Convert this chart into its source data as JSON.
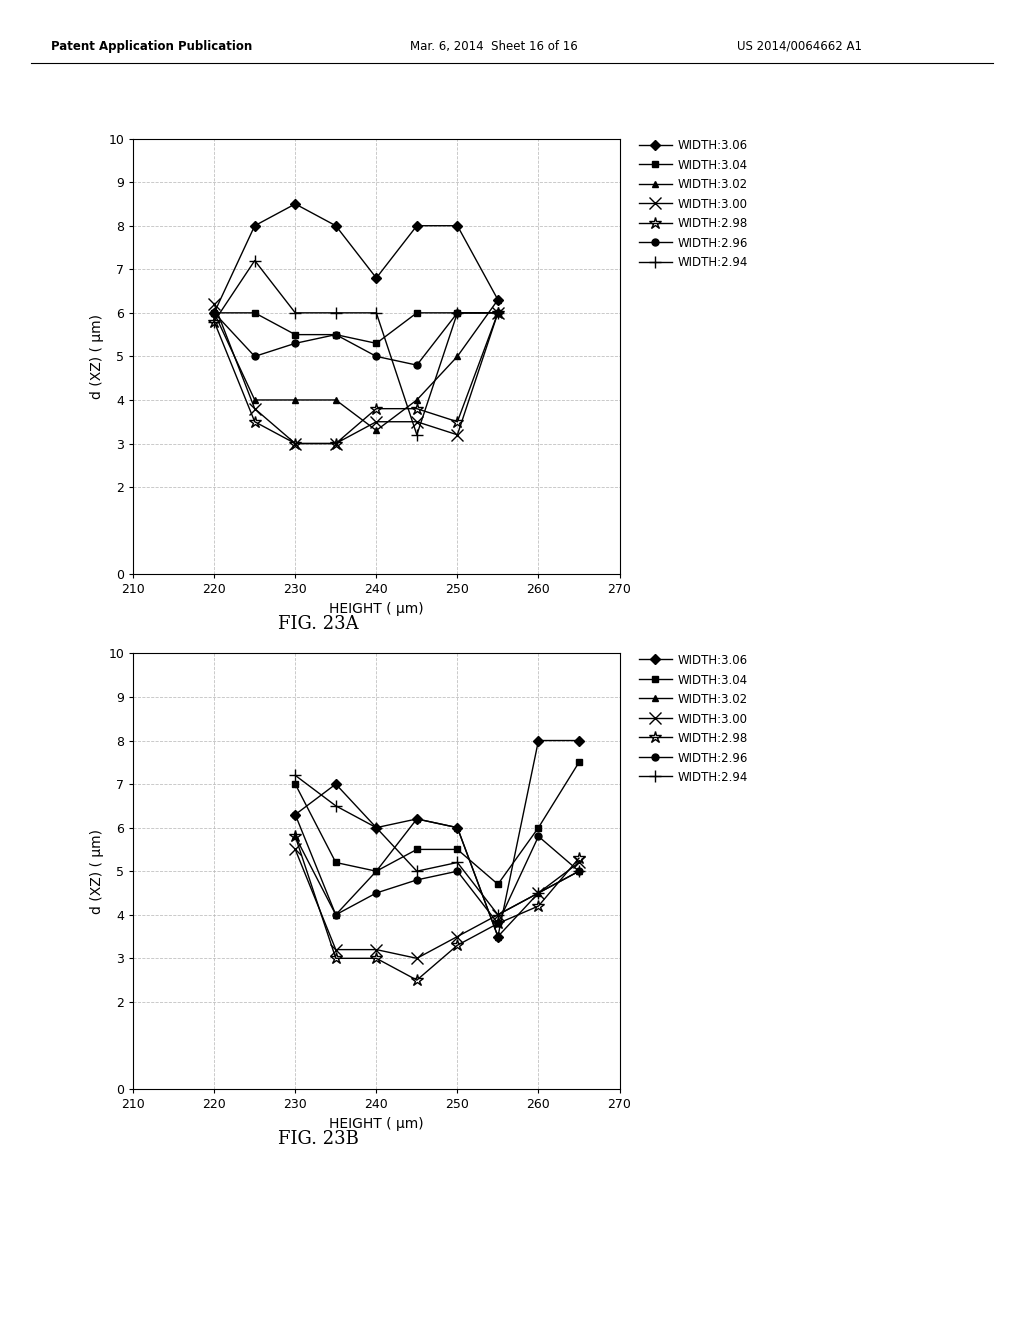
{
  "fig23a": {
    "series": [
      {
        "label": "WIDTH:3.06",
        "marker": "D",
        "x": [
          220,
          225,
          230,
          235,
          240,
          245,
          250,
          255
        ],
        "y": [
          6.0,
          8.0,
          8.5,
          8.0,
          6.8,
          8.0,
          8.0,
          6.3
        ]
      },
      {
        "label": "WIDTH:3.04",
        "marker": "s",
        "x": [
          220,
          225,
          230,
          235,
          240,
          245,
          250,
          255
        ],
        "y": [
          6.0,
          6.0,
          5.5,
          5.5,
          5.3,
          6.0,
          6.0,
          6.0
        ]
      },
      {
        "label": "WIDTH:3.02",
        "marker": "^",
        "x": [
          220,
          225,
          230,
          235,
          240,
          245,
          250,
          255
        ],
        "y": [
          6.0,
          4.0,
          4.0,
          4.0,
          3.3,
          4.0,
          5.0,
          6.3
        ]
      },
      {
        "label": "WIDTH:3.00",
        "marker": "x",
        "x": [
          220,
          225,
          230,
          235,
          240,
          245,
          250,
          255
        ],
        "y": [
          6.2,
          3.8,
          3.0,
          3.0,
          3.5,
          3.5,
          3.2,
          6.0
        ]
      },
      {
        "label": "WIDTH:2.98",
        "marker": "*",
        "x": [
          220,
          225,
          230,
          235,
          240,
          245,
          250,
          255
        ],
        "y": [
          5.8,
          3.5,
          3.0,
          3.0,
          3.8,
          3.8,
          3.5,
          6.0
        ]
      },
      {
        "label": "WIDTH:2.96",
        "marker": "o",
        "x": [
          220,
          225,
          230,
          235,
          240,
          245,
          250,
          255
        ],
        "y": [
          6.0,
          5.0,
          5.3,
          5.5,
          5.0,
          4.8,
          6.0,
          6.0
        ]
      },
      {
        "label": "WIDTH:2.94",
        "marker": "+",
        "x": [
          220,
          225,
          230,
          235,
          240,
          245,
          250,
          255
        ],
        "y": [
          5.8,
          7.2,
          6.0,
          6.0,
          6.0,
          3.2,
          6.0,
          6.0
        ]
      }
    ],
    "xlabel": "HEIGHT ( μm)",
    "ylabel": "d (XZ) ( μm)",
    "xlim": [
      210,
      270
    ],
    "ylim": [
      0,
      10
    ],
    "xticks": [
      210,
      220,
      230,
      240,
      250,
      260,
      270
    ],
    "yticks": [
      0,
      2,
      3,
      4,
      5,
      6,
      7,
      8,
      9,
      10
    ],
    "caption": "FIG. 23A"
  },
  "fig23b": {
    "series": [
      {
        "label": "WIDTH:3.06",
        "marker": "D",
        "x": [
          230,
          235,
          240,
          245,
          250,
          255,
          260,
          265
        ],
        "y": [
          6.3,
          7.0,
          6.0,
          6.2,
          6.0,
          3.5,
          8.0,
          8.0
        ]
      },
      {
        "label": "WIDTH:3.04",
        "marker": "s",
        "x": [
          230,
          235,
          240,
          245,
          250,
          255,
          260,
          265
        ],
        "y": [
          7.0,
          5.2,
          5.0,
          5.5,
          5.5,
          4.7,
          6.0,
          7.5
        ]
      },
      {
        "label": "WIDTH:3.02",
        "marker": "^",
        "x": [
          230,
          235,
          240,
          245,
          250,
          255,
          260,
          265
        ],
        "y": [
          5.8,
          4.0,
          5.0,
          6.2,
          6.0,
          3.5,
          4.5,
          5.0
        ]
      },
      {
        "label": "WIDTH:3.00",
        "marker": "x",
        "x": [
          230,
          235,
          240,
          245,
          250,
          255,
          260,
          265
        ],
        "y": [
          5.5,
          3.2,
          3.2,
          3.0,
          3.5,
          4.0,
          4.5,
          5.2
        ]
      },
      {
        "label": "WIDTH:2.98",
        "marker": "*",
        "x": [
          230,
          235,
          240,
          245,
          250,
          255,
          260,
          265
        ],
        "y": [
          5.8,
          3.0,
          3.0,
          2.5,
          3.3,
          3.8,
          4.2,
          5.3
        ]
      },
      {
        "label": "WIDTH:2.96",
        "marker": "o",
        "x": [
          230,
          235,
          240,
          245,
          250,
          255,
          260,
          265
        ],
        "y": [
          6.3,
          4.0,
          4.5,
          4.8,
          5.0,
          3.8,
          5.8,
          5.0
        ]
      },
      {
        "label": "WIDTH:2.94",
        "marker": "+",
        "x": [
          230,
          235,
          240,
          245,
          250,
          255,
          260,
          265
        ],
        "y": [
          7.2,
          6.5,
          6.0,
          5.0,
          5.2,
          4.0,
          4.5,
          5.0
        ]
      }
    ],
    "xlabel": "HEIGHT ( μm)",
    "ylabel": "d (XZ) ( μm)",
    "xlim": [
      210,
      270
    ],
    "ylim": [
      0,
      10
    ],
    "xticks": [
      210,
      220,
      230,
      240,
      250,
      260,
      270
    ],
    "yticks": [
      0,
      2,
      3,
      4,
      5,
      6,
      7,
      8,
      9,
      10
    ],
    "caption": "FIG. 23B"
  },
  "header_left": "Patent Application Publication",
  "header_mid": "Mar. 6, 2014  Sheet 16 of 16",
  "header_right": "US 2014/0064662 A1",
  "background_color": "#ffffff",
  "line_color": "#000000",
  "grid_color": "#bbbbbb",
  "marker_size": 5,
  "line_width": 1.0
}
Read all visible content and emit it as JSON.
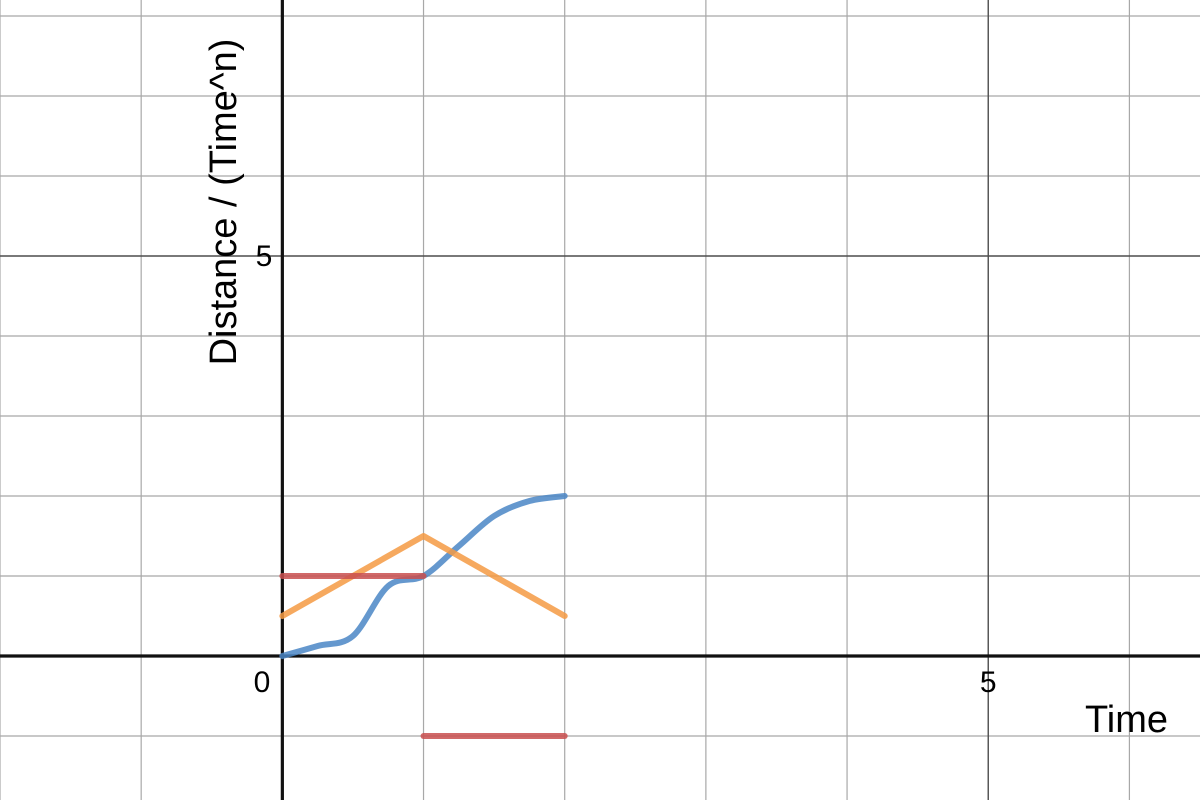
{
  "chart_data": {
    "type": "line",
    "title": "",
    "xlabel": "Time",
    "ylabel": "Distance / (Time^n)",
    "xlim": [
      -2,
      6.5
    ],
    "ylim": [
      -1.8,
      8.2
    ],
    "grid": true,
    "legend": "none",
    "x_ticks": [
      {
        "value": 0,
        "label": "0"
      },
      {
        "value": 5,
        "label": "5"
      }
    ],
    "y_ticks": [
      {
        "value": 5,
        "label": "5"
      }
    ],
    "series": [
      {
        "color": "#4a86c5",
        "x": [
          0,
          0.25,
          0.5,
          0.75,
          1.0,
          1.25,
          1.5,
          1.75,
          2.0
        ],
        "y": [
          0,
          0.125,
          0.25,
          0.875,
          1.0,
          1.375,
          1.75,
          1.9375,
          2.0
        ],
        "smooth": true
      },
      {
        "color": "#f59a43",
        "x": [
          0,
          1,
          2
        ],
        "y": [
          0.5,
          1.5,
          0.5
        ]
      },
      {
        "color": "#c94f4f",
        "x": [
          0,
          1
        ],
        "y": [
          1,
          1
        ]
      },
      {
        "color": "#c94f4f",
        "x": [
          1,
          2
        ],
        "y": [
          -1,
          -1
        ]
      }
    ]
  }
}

■ The request ■
Set down only the lines running from the line with "Read all visible content and emit it as JSON." to the end of the entries, inclusive; omit every picture.

■ Task solution ■
Read all visible content and emit it as JSON.
{
  "chart_data": {
    "type": "line",
    "title": "",
    "xlabel": "Time",
    "ylabel": "Distance / (Time^n)",
    "xlim": [
      -2,
      6.5
    ],
    "ylim": [
      -1.8,
      8.2
    ],
    "grid": true,
    "legend": "none",
    "x_ticks": [
      {
        "value": 0,
        "label": "0"
      },
      {
        "value": 5,
        "label": "5"
      }
    ],
    "y_ticks": [
      {
        "value": 5,
        "label": "5"
      }
    ],
    "series": [
      {
        "color": "#4a86c5",
        "x": [
          0,
          0.25,
          0.5,
          0.75,
          1.0,
          1.25,
          1.5,
          1.75,
          2.0
        ],
        "y": [
          0,
          0.125,
          0.25,
          0.875,
          1.0,
          1.375,
          1.75,
          1.9375,
          2.0
        ],
        "smooth": true
      },
      {
        "color": "#f59a43",
        "x": [
          0,
          1,
          2
        ],
        "y": [
          0.5,
          1.5,
          0.5
        ]
      },
      {
        "color": "#c94f4f",
        "x": [
          0,
          1
        ],
        "y": [
          1,
          1
        ]
      },
      {
        "color": "#c94f4f",
        "x": [
          1,
          2
        ],
        "y": [
          -1,
          -1
        ]
      }
    ]
  }
}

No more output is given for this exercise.